=== Your objective ===
Leaving the pictures aside, transcribe every line below exactly.

** begin Input data **

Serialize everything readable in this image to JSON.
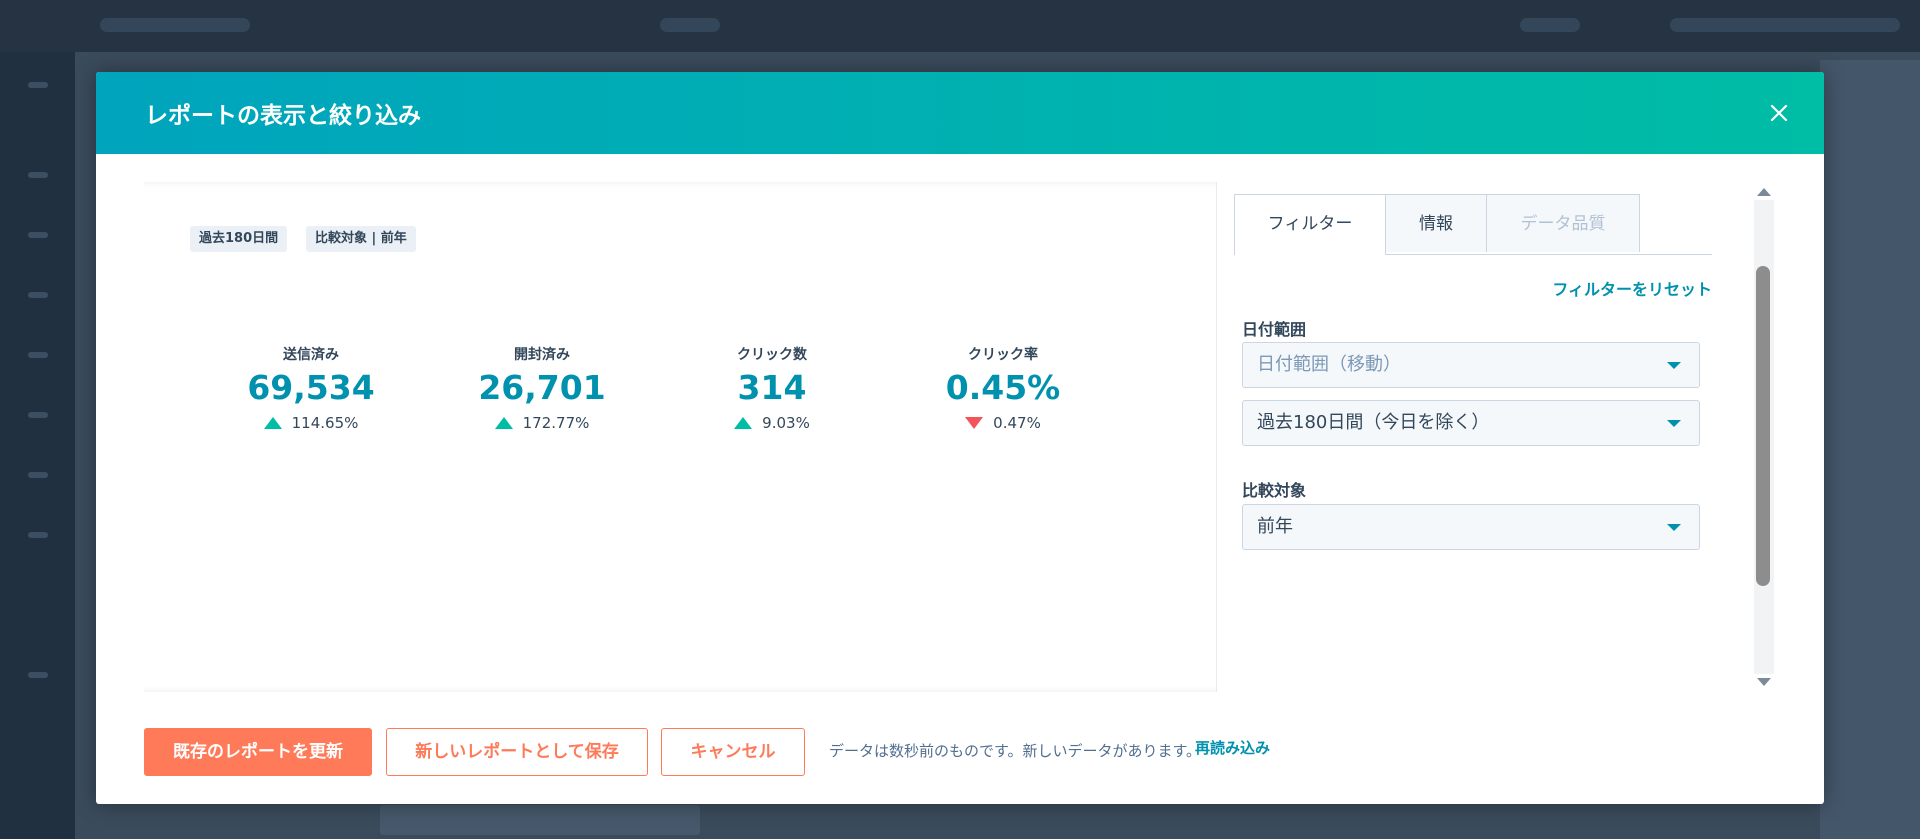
{
  "modal": {
    "title": "レポートの表示と絞り込み"
  },
  "report": {
    "tags": [
      "過去180日間",
      "比較対象 | 前年"
    ],
    "kpis": [
      {
        "label": "送信済み",
        "value": "69,534",
        "change": "114.65%",
        "direction": "up"
      },
      {
        "label": "開封済み",
        "value": "26,701",
        "change": "172.77%",
        "direction": "up"
      },
      {
        "label": "クリック数",
        "value": "314",
        "change": "9.03%",
        "direction": "up"
      },
      {
        "label": "クリック率",
        "value": "0.45%",
        "change": "0.47%",
        "direction": "down"
      }
    ]
  },
  "filters": {
    "tabs": [
      {
        "label": "フィルター",
        "state": "active"
      },
      {
        "label": "情報",
        "state": "normal"
      },
      {
        "label": "データ品質",
        "state": "disabled"
      }
    ],
    "reset_label": "フィルターをリセット",
    "date_range_label": "日付範囲",
    "date_range_type": "日付範囲（移動）",
    "date_range_value": "過去180日間（今日を除く）",
    "compare_label": "比較対象",
    "compare_value": "前年"
  },
  "footer": {
    "update_label": "既存のレポートを更新",
    "save_new_label": "新しいレポートとして保存",
    "cancel_label": "キャンセル",
    "note": "データは数秒前のものです。新しいデータがあります。",
    "reload_label": "再読み込み"
  },
  "colors": {
    "header_gradient_start": "#00a4bd",
    "header_gradient_end": "#00bda5",
    "kpi_value": "#0091ae",
    "up": "#00bda5",
    "down": "#f2545b",
    "primary_button": "#ff7a59"
  }
}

** end Input data **

=== Output below ===
Serialize everything readable in this image to JSON.
{
  "modal": {
    "title": "レポートの表示と絞り込み"
  },
  "report": {
    "tags": [
      "過去180日間",
      "比較対象 | 前年"
    ],
    "kpis": [
      {
        "label": "送信済み",
        "value": "69,534",
        "change": "114.65%",
        "direction": "up"
      },
      {
        "label": "開封済み",
        "value": "26,701",
        "change": "172.77%",
        "direction": "up"
      },
      {
        "label": "クリック数",
        "value": "314",
        "change": "9.03%",
        "direction": "up"
      },
      {
        "label": "クリック率",
        "value": "0.45%",
        "change": "0.47%",
        "direction": "down"
      }
    ]
  },
  "filters": {
    "tabs": [
      {
        "label": "フィルター",
        "state": "active"
      },
      {
        "label": "情報",
        "state": "normal"
      },
      {
        "label": "データ品質",
        "state": "disabled"
      }
    ],
    "reset_label": "フィルターをリセット",
    "date_range_label": "日付範囲",
    "date_range_type": "日付範囲（移動）",
    "date_range_value": "過去180日間（今日を除く）",
    "compare_label": "比較対象",
    "compare_value": "前年"
  },
  "footer": {
    "update_label": "既存のレポートを更新",
    "save_new_label": "新しいレポートとして保存",
    "cancel_label": "キャンセル",
    "note": "データは数秒前のものです。新しいデータがあります。",
    "reload_label": "再読み込み"
  },
  "colors": {
    "header_gradient_start": "#00a4bd",
    "header_gradient_end": "#00bda5",
    "kpi_value": "#0091ae",
    "up": "#00bda5",
    "down": "#f2545b",
    "primary_button": "#ff7a59"
  }
}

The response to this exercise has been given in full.